Data entries:
----

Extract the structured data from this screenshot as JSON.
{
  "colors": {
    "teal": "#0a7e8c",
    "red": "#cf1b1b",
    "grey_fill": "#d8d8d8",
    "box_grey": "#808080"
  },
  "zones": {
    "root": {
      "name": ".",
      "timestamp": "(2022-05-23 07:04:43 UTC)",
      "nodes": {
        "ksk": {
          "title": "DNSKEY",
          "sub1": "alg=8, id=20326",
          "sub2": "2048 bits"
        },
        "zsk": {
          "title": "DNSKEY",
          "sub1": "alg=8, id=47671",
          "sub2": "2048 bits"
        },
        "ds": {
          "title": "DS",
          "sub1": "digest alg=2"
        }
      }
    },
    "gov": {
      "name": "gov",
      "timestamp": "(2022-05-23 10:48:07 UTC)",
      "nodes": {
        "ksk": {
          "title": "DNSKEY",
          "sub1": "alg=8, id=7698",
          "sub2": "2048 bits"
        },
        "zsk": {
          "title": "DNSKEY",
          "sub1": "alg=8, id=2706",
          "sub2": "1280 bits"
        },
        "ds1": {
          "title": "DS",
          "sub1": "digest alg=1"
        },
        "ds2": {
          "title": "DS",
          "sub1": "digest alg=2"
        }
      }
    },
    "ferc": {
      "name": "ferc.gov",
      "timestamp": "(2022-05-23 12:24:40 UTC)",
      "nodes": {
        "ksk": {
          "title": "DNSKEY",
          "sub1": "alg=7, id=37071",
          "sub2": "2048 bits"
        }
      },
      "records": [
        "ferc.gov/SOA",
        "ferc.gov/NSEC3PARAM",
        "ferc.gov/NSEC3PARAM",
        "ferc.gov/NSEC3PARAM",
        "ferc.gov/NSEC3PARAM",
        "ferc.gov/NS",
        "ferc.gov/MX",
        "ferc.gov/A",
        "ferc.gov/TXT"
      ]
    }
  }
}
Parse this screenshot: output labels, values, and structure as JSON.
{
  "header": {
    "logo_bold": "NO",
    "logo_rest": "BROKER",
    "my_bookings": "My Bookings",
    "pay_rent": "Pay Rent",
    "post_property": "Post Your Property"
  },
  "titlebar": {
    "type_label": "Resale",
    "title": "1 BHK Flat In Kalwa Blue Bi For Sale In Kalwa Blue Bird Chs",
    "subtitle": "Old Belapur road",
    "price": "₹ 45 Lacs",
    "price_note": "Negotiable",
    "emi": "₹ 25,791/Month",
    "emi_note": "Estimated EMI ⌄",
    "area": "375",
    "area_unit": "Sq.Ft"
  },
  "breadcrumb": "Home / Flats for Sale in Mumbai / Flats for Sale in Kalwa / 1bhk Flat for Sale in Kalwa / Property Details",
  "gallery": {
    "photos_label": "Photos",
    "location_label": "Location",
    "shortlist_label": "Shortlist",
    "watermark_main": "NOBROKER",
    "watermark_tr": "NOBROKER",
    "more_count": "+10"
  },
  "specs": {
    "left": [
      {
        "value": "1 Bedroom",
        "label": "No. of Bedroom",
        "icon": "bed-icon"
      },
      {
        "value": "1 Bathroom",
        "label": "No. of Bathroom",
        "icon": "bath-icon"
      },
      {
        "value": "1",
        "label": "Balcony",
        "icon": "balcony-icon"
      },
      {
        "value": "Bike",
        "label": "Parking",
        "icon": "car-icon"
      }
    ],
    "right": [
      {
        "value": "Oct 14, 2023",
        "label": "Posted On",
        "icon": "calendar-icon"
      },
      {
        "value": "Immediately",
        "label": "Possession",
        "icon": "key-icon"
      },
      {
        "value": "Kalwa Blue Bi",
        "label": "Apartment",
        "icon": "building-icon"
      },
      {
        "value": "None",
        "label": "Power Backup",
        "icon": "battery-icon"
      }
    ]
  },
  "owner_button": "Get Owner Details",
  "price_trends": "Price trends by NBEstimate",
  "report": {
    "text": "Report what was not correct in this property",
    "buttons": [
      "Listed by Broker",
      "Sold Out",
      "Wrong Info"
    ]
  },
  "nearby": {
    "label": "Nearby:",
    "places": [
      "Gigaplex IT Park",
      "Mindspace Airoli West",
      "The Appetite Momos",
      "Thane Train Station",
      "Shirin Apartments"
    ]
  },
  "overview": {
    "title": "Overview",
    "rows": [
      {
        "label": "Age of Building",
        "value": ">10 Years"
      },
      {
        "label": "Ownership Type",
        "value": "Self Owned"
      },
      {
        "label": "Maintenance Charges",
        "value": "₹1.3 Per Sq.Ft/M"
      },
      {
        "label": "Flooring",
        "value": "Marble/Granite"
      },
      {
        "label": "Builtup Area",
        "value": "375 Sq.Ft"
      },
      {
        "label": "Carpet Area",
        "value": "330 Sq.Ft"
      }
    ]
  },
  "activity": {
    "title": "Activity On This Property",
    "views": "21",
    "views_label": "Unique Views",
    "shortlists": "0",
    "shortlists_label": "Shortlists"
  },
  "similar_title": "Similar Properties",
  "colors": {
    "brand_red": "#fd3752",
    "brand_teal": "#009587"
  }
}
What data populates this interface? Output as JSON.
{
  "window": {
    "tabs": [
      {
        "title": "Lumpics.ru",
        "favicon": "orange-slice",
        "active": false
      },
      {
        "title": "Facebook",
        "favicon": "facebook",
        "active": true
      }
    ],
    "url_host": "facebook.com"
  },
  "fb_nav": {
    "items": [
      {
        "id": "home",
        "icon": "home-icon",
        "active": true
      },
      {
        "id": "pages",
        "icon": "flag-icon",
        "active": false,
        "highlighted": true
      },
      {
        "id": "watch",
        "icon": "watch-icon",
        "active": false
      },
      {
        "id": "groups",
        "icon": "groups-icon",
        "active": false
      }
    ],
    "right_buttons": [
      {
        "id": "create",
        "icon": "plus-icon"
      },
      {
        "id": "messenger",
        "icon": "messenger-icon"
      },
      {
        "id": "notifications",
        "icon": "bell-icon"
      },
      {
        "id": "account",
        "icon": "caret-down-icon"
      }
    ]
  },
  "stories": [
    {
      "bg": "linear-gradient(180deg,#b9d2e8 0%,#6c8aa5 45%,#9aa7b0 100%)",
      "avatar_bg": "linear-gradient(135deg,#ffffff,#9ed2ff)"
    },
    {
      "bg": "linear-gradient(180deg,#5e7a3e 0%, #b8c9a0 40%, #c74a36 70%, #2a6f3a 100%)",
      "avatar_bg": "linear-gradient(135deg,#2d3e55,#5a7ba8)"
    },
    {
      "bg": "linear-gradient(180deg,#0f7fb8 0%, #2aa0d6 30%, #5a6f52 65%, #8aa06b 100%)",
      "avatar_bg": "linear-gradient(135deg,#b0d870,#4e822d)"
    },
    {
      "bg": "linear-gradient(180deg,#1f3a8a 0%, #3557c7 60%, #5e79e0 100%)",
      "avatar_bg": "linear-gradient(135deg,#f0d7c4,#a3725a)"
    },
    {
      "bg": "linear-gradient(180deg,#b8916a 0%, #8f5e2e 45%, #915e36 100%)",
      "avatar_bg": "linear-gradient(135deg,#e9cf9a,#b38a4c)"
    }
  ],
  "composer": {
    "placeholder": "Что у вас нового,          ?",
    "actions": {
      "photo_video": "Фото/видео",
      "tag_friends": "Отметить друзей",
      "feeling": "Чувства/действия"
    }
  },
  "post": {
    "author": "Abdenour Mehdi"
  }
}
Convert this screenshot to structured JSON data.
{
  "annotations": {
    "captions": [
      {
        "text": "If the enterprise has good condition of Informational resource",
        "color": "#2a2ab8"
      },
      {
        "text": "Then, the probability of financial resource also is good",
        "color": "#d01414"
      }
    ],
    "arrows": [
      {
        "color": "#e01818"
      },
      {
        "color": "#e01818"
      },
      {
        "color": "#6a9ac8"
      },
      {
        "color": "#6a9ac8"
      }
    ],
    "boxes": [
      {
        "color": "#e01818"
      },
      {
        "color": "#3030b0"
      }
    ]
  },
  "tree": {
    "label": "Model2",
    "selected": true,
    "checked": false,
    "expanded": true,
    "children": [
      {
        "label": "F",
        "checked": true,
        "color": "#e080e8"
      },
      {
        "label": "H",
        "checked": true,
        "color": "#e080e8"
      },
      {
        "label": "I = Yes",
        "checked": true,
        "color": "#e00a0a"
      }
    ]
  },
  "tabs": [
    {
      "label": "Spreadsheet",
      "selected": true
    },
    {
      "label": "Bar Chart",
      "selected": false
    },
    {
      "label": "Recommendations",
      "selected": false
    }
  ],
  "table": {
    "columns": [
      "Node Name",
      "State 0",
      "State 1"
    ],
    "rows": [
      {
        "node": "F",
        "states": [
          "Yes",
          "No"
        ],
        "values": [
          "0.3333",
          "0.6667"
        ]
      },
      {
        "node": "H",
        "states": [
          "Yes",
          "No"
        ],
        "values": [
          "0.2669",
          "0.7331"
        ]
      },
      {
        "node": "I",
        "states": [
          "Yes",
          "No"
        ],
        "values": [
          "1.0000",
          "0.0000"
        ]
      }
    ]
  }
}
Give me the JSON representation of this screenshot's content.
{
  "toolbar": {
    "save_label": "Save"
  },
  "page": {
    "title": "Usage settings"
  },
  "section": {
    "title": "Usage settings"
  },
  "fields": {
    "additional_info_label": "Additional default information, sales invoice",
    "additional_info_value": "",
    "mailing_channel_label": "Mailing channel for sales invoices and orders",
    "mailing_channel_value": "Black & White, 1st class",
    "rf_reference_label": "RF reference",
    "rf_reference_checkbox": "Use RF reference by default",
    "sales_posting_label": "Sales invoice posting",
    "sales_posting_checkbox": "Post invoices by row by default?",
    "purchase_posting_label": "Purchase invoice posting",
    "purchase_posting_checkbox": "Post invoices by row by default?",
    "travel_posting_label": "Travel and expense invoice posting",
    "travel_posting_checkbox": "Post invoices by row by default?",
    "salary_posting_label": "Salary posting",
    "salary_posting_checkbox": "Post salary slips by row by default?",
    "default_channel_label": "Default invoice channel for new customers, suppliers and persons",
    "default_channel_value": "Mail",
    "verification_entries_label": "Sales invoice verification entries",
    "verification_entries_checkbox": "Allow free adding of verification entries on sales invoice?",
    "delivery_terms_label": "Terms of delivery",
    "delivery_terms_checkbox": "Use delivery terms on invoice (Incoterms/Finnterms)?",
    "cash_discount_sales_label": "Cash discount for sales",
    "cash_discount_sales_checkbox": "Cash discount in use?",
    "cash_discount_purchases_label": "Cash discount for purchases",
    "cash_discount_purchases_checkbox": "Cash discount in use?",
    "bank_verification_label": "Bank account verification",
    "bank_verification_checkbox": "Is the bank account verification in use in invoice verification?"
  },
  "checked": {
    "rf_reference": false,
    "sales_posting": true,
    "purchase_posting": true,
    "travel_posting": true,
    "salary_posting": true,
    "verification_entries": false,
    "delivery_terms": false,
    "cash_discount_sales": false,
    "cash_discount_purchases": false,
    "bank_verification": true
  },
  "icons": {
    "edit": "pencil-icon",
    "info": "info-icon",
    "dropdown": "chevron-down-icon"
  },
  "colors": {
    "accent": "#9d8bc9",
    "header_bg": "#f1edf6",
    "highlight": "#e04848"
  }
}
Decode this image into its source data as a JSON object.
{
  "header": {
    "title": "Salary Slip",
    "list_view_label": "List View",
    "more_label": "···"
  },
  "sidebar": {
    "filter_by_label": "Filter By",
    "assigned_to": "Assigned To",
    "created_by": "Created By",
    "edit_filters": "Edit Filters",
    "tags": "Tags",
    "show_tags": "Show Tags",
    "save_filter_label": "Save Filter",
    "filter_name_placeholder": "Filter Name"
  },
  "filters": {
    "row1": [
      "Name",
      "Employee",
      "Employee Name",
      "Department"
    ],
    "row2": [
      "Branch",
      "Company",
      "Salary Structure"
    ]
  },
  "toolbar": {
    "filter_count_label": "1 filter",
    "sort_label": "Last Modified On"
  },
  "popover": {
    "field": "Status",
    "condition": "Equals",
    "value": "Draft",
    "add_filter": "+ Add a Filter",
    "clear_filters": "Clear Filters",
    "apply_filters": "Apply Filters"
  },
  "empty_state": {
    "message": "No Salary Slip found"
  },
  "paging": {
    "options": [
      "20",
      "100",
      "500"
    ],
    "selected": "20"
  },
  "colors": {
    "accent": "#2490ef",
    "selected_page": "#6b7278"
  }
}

----

(SHORT TASK): Only lines with the word "account" should be collected from the material.

(TASK RESULT):
        "id": "account",
    "bank_verification_label": "Bank account verification",
    "bank_verification_checkbox": "Is the bank account verification in use in invoice verification?"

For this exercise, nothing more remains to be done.